• What you need to do
a – According to the climate migration article, how many senior editors and journalists were interviewed for the Shifting Grounds guide?
b – List every reason the climate migration article gives for why people in India migrate.

• Page extract
—————
09 Jan Rethinking How We Tell Climate Migration Stories
Written by Sofia Juliet Rajan & Ketaki Ghoge
Daniel Kahneman and Amos Tversky’s framing theory shows that the way information is structured shapes how people understand an issue and the choices they make, even when the underlying facts remain the same. Media narratives often draw on our cognitive biases and adopt these frames, emphasising certain angles— gains, losses, risks and opportunities over others.
In the case of climate migration, reporting across the world has largely centred on loss: people losing homes or livelihoods, regions losing populations, and destination areas facing social and infrastructural pressures and conflicts. This dominant framing shapes how audiences make sense of climate mobility and the kinds of policy responses they see as legitimate. But the truth is more complex. Loss is part of the climate migration story but not the whole story. Climate migration is often a deliberate, strategic, and adaptive response to change. Evidence shows that communities, source regions, and destination areas make significant gains through migration whether through new livelihoods, assets built through remittances, or the labour contributions that build and sustain cities.
Why Journalists, Researchers, and Climate Communicators Must Work Together
Telling this full spectrum of experiences is crucial for India, where large numbers of people are on the move and the mobility is likely to increase. People in India migrate for various reasons: economic hardships, disappearing livelihoods, climate events or simply the pursuit of better opportunities. Climate impacts are increasingly amplifying these drivers, whether through agrarian distress, salinity intrusion, extreme events, or the erosion of forest and animal husbandry-based livelihoods.
Accurate and nuanced storytelling requires evidence, care, and collaboration between those who study these issues and those who report on them. Without shifting dominant narratives and public imaginaries about climate migration, we cannot hope to build climate resilient policies.
This shared responsibility shaped a recent IIHS workshop that brought together journalists, science communicators, and researchers to reflect on how we tell the story of climate and migration in India. At the workshop, IIHS also released the new climate migration storytelling guide, Shifting Grounds: Telling the Climate Migration Story in India, which offers practical ways to make climate storytelling more inclusive, data-informed, and responsible. The guide draws on interviews with 12 senior editors and journalists, who commission and cover stories on migration and climate change.
Sharing Stories, Learning and Unlearning
What happens when you put 25+ journalists, communicators, researchers and practitioners together?
“It opens up a safe space to discuss and argue, to question and challenge one another, and ultimately learn new ways of thinking and doing stories on migration and climate change,’’ said a participant from a national daily. She added that she benefitted from the perspectives of senior journalists, the grounded insights from practitioners and researchers and science from the climate scientists.
Most participants agreed that the stories we tell about migration are never neutral. They shape how audiences see migrants: as helpless victims, as problem-solvers, or as people making rational, if difficult, choices.
—————
• Given information
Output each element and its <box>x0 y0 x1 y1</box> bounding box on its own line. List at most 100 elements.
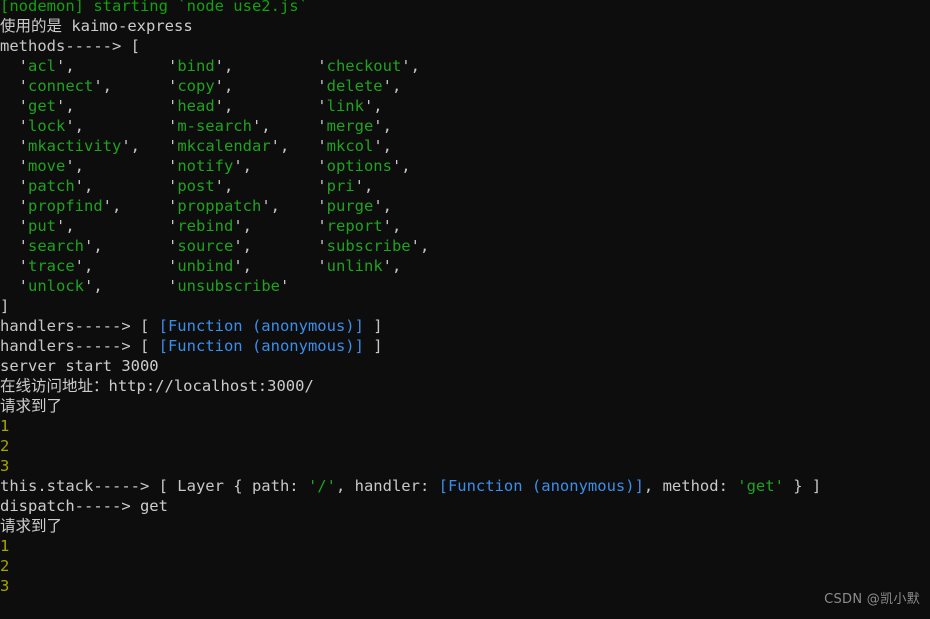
—————
• Set of answers
a – 12

b –
- Economic hardships
- Disappearing livelihoods
- Climate events
- The pursuit of better opportunities